[Required task]
Return the listing below line for line, without changing anything, and omit the picture.
[start of Dataset excerpts]
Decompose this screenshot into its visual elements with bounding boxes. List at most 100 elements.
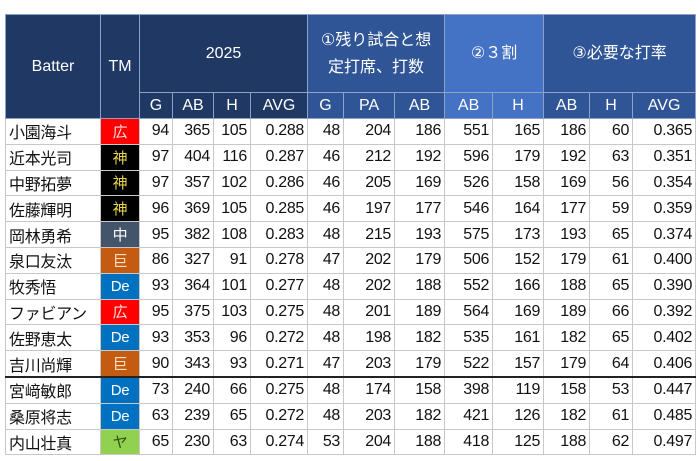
cell-pa: 203 [343, 350, 396, 378]
cell-ab: 552 [444, 272, 494, 300]
cell-h: 66 [213, 375, 251, 404]
cell-avg: 0.277 [249, 272, 309, 300]
team-badge: De [100, 324, 140, 352]
cell-pa: 198 [343, 324, 396, 352]
cell-h: 103 [213, 298, 251, 326]
batter-name: 小園海斗 [5, 118, 101, 145]
cell-ab: 189 [394, 298, 446, 326]
cell-h: 62 [589, 428, 634, 456]
cell-g: 48 [307, 375, 345, 404]
cell-h: 166 [492, 272, 545, 300]
cell-g: 46 [307, 195, 345, 223]
cell-g: 53 [307, 428, 345, 456]
cell-ab: 177 [543, 195, 591, 223]
cell-ab: 375 [172, 298, 214, 326]
cell-ab: 353 [172, 324, 214, 352]
header-batter: Batter [5, 14, 101, 119]
team-badge: 巨 [100, 246, 140, 274]
subheader-h: H [213, 92, 251, 119]
cell-ab: 596 [444, 143, 494, 171]
cell-h: 56 [589, 169, 634, 197]
cell-ab: 382 [172, 221, 214, 248]
cell-avg: 0.272 [249, 324, 309, 352]
cell-avg: 0.288 [249, 118, 309, 145]
cell-ab: 239 [172, 402, 214, 430]
cell-ab: 179 [543, 246, 591, 274]
cell-h: 65 [589, 324, 634, 352]
cell-g: 48 [307, 324, 345, 352]
cell-h: 157 [492, 350, 545, 378]
cell-h: 102 [213, 169, 251, 197]
cell-ab: 182 [543, 402, 591, 430]
cell-g: 97 [139, 143, 173, 171]
cell-h: 108 [213, 221, 251, 248]
cell-ab: 179 [394, 246, 446, 274]
team-badge: 神 [100, 169, 140, 197]
cell-ab: 343 [172, 350, 214, 378]
table-row: 牧秀悟 De 93 364 101 0.277 48 202 188 552 166 188 65 0.3… [5, 272, 697, 300]
cell-ab: 240 [172, 375, 214, 404]
cell-h: 152 [492, 246, 545, 274]
table-row: 中野拓夢神 97 357 102 0.286 46 205 169 526 158 169 56 0.3… [5, 169, 697, 197]
cell-g: 95 [139, 298, 173, 326]
cell-h: 96 [213, 324, 251, 352]
cell-avg: 0.283 [249, 221, 309, 248]
cell-h: 63 [213, 428, 251, 456]
cell-h: 59 [589, 195, 634, 223]
cell-ab: 369 [172, 195, 214, 223]
team-badge: 神 [100, 143, 140, 171]
cell-ab: 179 [543, 350, 591, 378]
cell-h: 65 [213, 402, 251, 430]
subheader-avg: AVG [632, 92, 697, 119]
cell-ab: 327 [172, 246, 214, 274]
cell-ab: 158 [543, 375, 591, 404]
cell-h: 119 [492, 375, 545, 404]
cell-g: 46 [307, 143, 345, 171]
team-badge: De [100, 375, 140, 404]
cell-h: 61 [589, 402, 634, 430]
cell-avg: 0.287 [249, 143, 309, 171]
cell-h: 126 [492, 402, 545, 430]
cell-h: 66 [589, 298, 634, 326]
team-badge: De [100, 272, 140, 300]
cell-avg: 0.447 [632, 375, 697, 404]
cell-ab: 421 [444, 402, 494, 430]
cell-pa: 197 [343, 195, 396, 223]
cell-ab: 188 [543, 272, 591, 300]
table-row: 宮﨑敏郎 De 73 240 66 0.275 48 174 158 398 119 158 53 0.4… [5, 375, 697, 404]
subheader-h: H [589, 92, 634, 119]
cell-ab: 188 [394, 272, 446, 300]
batting-table: Batter TM 2025 ①残り試合と想 定打席、打数 ②３割 ③必要な打率 … [5, 14, 697, 456]
team-badge: 広 [100, 118, 140, 145]
cell-avg: 0.351 [632, 143, 697, 171]
batter-name: 中野拓夢 [5, 169, 101, 197]
cell-avg: 0.400 [632, 246, 697, 274]
cell-ab: 182 [394, 324, 446, 352]
cell-g: 97 [139, 169, 173, 197]
table-row: 岡林勇希中 95 382 108 0.283 48 215 193 575 173 193 65 0.3… [5, 221, 697, 248]
cell-avg: 0.275 [249, 375, 309, 404]
cell-g: 47 [307, 246, 345, 274]
cell-ab: 182 [543, 324, 591, 352]
cell-h: 116 [213, 143, 251, 171]
header-2025: 2025 [138, 14, 309, 93]
table-row: ファビアン広 95 375 103 0.275 48 201 189 564 169 189 66 0.… [5, 298, 697, 326]
cell-pa: 215 [343, 221, 396, 248]
cell-pa: 201 [343, 298, 396, 326]
cell-g: 96 [139, 195, 173, 223]
subheader-avg: AVG [249, 92, 309, 119]
cell-ab: 357 [172, 169, 214, 197]
cell-avg: 0.485 [632, 402, 697, 430]
cell-ab: 526 [444, 169, 494, 197]
cell-avg: 0.374 [632, 221, 697, 248]
cell-avg: 0.497 [632, 428, 697, 456]
team-badge: 神 [100, 195, 140, 223]
cell-pa: 204 [343, 118, 396, 145]
cell-avg: 0.275 [249, 298, 309, 326]
subheader-g: G [307, 92, 345, 119]
cell-avg: 0.278 [249, 246, 309, 274]
batter-name: 吉川尚輝 [5, 350, 101, 378]
cell-h: 93 [213, 350, 251, 378]
cell-g: 90 [139, 350, 173, 378]
batter-name: 桑原将志 [5, 402, 101, 430]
[end of Dataset excerpts]
[Solution for this task]
Decompose this screenshot into its visual elements with bounding boxes. List at most 100 elements.
cell-pa: 203 [343, 350, 396, 378]
cell-ab: 552 [444, 272, 494, 300]
cell-h: 66 [213, 375, 251, 404]
cell-avg: 0.277 [249, 272, 309, 300]
team-badge: De [100, 324, 140, 352]
cell-pa: 198 [343, 324, 396, 352]
cell-h: 103 [213, 298, 251, 326]
batter-name: 小園海斗 [5, 118, 101, 145]
cell-ab: 189 [394, 298, 446, 326]
cell-h: 62 [589, 428, 634, 456]
cell-g: 48 [307, 375, 345, 404]
cell-h: 166 [492, 272, 545, 300]
cell-g: 46 [307, 195, 345, 223]
cell-g: 53 [307, 428, 345, 456]
cell-ab: 177 [543, 195, 591, 223]
cell-ab: 375 [172, 298, 214, 326]
cell-ab: 353 [172, 324, 214, 352]
header-batter: Batter [5, 14, 101, 119]
team-badge: 巨 [100, 246, 140, 274]
subheader-h: H [213, 92, 251, 119]
cell-ab: 596 [444, 143, 494, 171]
cell-h: 56 [589, 169, 634, 197]
cell-ab: 382 [172, 221, 214, 248]
cell-avg: 0.272 [249, 324, 309, 352]
cell-avg: 0.288 [249, 118, 309, 145]
cell-ab: 239 [172, 402, 214, 430]
cell-ab: 179 [543, 246, 591, 274]
cell-h: 65 [589, 324, 634, 352]
cell-g: 48 [307, 324, 345, 352]
cell-h: 157 [492, 350, 545, 378]
cell-h: 102 [213, 169, 251, 197]
cell-ab: 182 [543, 402, 591, 430]
cell-g: 97 [139, 143, 173, 171]
cell-h: 108 [213, 221, 251, 248]
cell-ab: 179 [394, 246, 446, 274]
team-badge: 神 [100, 169, 140, 197]
cell-ab: 343 [172, 350, 214, 378]
table-row: 牧秀悟 De 93 364 101 0.277 48 202 188 552 166 188 65 0.3… [5, 272, 697, 300]
cell-ab: 240 [172, 375, 214, 404]
cell-h: 152 [492, 246, 545, 274]
table-row: 中野拓夢神 97 357 102 0.286 46 205 169 526 158 169 56 0.3… [5, 169, 697, 197]
cell-g: 95 [139, 298, 173, 326]
cell-h: 96 [213, 324, 251, 352]
cell-avg: 0.283 [249, 221, 309, 248]
cell-h: 63 [213, 428, 251, 456]
cell-h: 59 [589, 195, 634, 223]
cell-ab: 369 [172, 195, 214, 223]
team-badge: 神 [100, 143, 140, 171]
cell-ab: 179 [543, 350, 591, 378]
cell-h: 65 [213, 402, 251, 430]
subheader-avg: AVG [632, 92, 697, 119]
cell-ab: 327 [172, 246, 214, 274]
cell-ab: 158 [543, 375, 591, 404]
cell-h: 119 [492, 375, 545, 404]
cell-g: 46 [307, 143, 345, 171]
team-badge: De [100, 375, 140, 404]
cell-h: 61 [589, 402, 634, 430]
cell-avg: 0.287 [249, 143, 309, 171]
cell-h: 126 [492, 402, 545, 430]
cell-h: 66 [589, 298, 634, 326]
team-badge: De [100, 272, 140, 300]
cell-avg: 0.447 [632, 375, 697, 404]
cell-ab: 421 [444, 402, 494, 430]
cell-pa: 197 [343, 195, 396, 223]
cell-ab: 188 [543, 272, 591, 300]
table-row: 宮﨑敏郎 De 73 240 66 0.275 48 174 158 398 119 158 53 0.4… [5, 375, 697, 404]
subheader-h: H [589, 92, 634, 119]
cell-ab: 188 [394, 272, 446, 300]
batting-table: Batter TM 2025 ①残り試合と想 定打席、打数 ②３割 ③必要な打率 … [5, 14, 697, 456]
team-badge: 広 [100, 118, 140, 145]
cell-avg: 0.351 [632, 143, 697, 171]
batter-name: 中野拓夢 [5, 169, 101, 197]
cell-avg: 0.400 [632, 246, 697, 274]
cell-ab: 182 [394, 324, 446, 352]
cell-g: 97 [139, 169, 173, 197]
table-row: 岡林勇希中 95 382 108 0.283 48 215 193 575 173 193 65 0.3… [5, 221, 697, 248]
cell-avg: 0.275 [249, 375, 309, 404]
cell-g: 47 [307, 246, 345, 274]
cell-ab: 182 [543, 324, 591, 352]
cell-h: 116 [213, 143, 251, 171]
header-2025: 2025 [138, 14, 309, 93]
table-row: ファビアン広 95 375 103 0.275 48 201 189 564 169 189 66 0.… [5, 298, 697, 326]
cell-pa: 215 [343, 221, 396, 248]
cell-pa: 201 [343, 298, 396, 326]
cell-g: 96 [139, 195, 173, 223]
subheader-avg: AVG [249, 92, 309, 119]
cell-ab: 357 [172, 169, 214, 197]
cell-avg: 0.485 [632, 402, 697, 430]
cell-ab: 526 [444, 169, 494, 197]
cell-avg: 0.374 [632, 221, 697, 248]
cell-avg: 0.497 [632, 428, 697, 456]
team-badge: 神 [100, 195, 140, 223]
cell-pa: 204 [343, 118, 396, 145]
cell-avg: 0.275 [249, 298, 309, 326]
subheader-g: G [307, 92, 345, 119]
cell-avg: 0.278 [249, 246, 309, 274]
batter-name: 吉川尚輝 [5, 350, 101, 378]
cell-h: 93 [213, 350, 251, 378]
cell-g: 90 [139, 350, 173, 378]
batter-name: 桑原将志 [5, 402, 101, 430]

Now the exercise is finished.